Do this —
Wherever a line below holds the word "Interface", copy that line.

Dataset —
══════════════════════════════

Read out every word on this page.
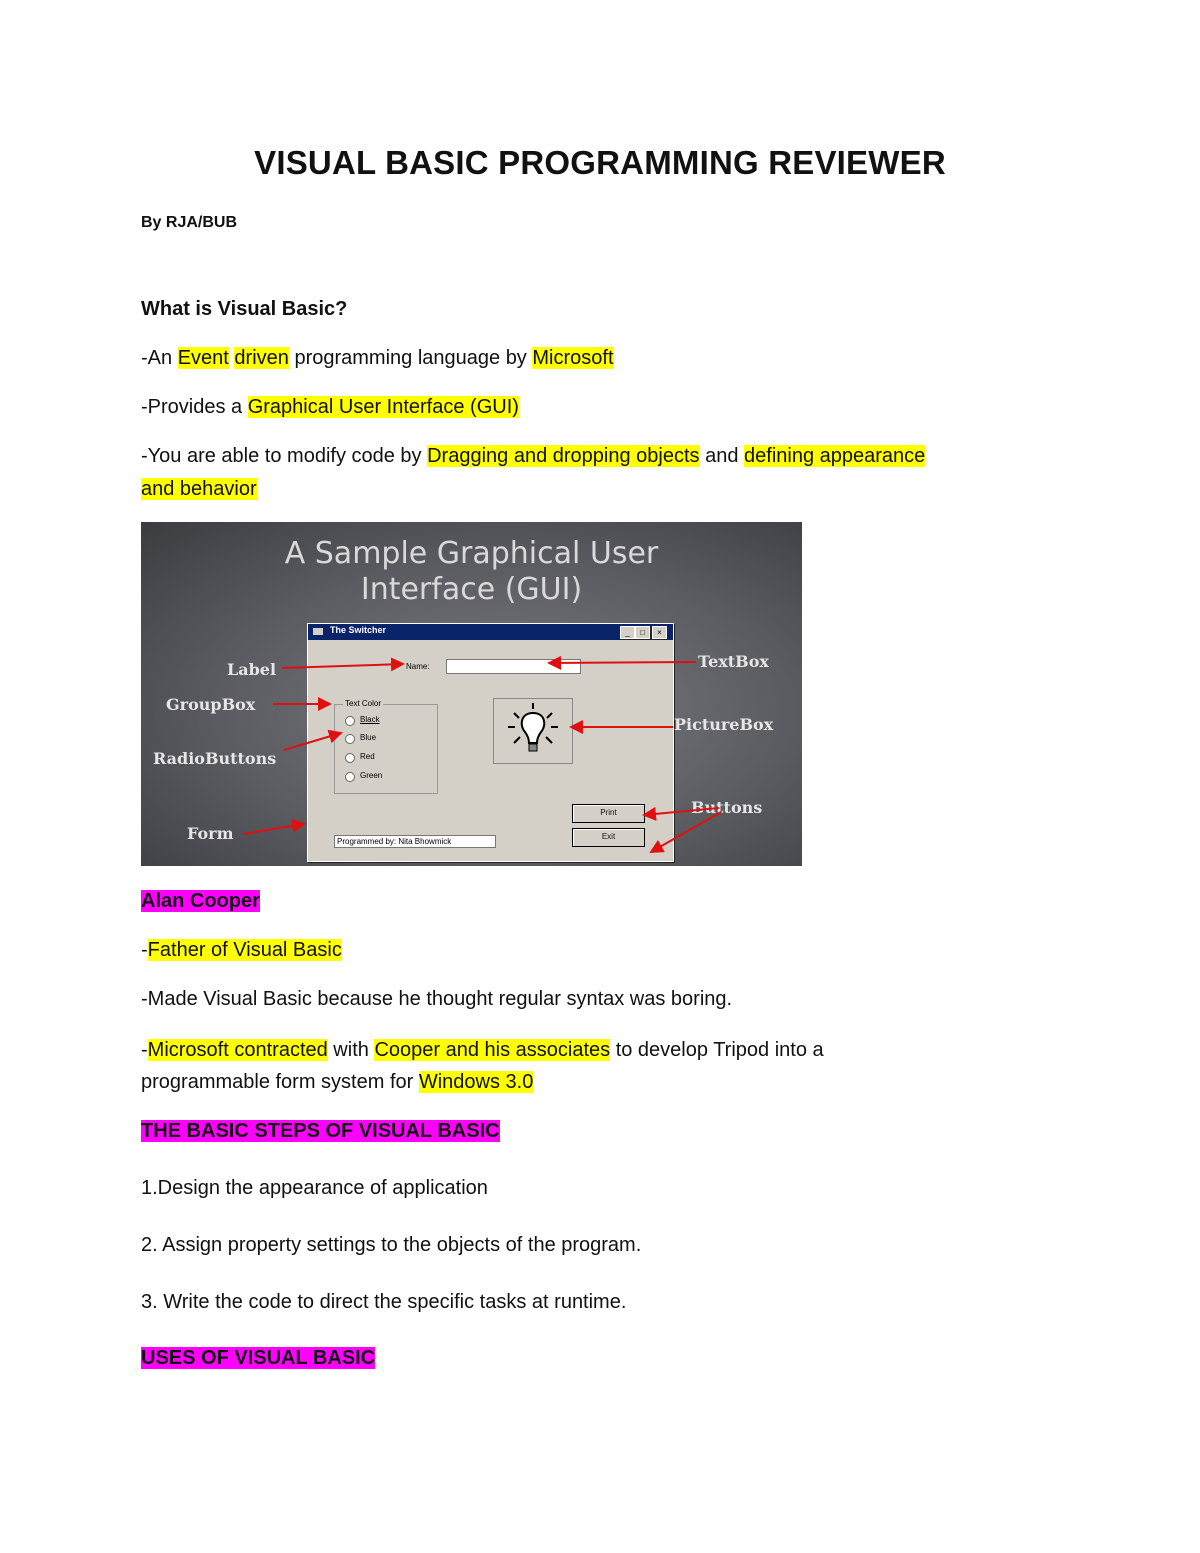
VISUAL BASIC PROGRAMMING REVIEWER
By RJA/BUB
What is Visual Basic?
-An Event driven programming language by Microsoft
-Provides a Graphical User Interface (GUI)
-You are able to modify code by Dragging and dropping objects and defining appearance
and behavior
A Sample Graphical User
Interface (GUI)
The Switcher	_	□	×
Name:
Text Color
Black
Blue
Red
Green
Print
Exit
Programmed by: Nita Bhowmick
Label
GroupBox
RadioButtons
Form
TextBox
PictureBox
Buttons
Alan Cooper
-Father of Visual Basic
-Made Visual Basic because he thought regular syntax was boring.
-Microsoft contracted with Cooper and his associates to develop Tripod into a
programmable form system for Windows 3.0
THE BASIC STEPS OF VISUAL BASIC
1.Design the appearance of application
2. Assign property settings to the objects of the program.
3. Write the code to direct the specific tasks at runtime.
USES OF VISUAL BASIC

══════════════════════════════

Solution for this task —
-Provides a Graphical User Interface (GUI)
Interface (GUI)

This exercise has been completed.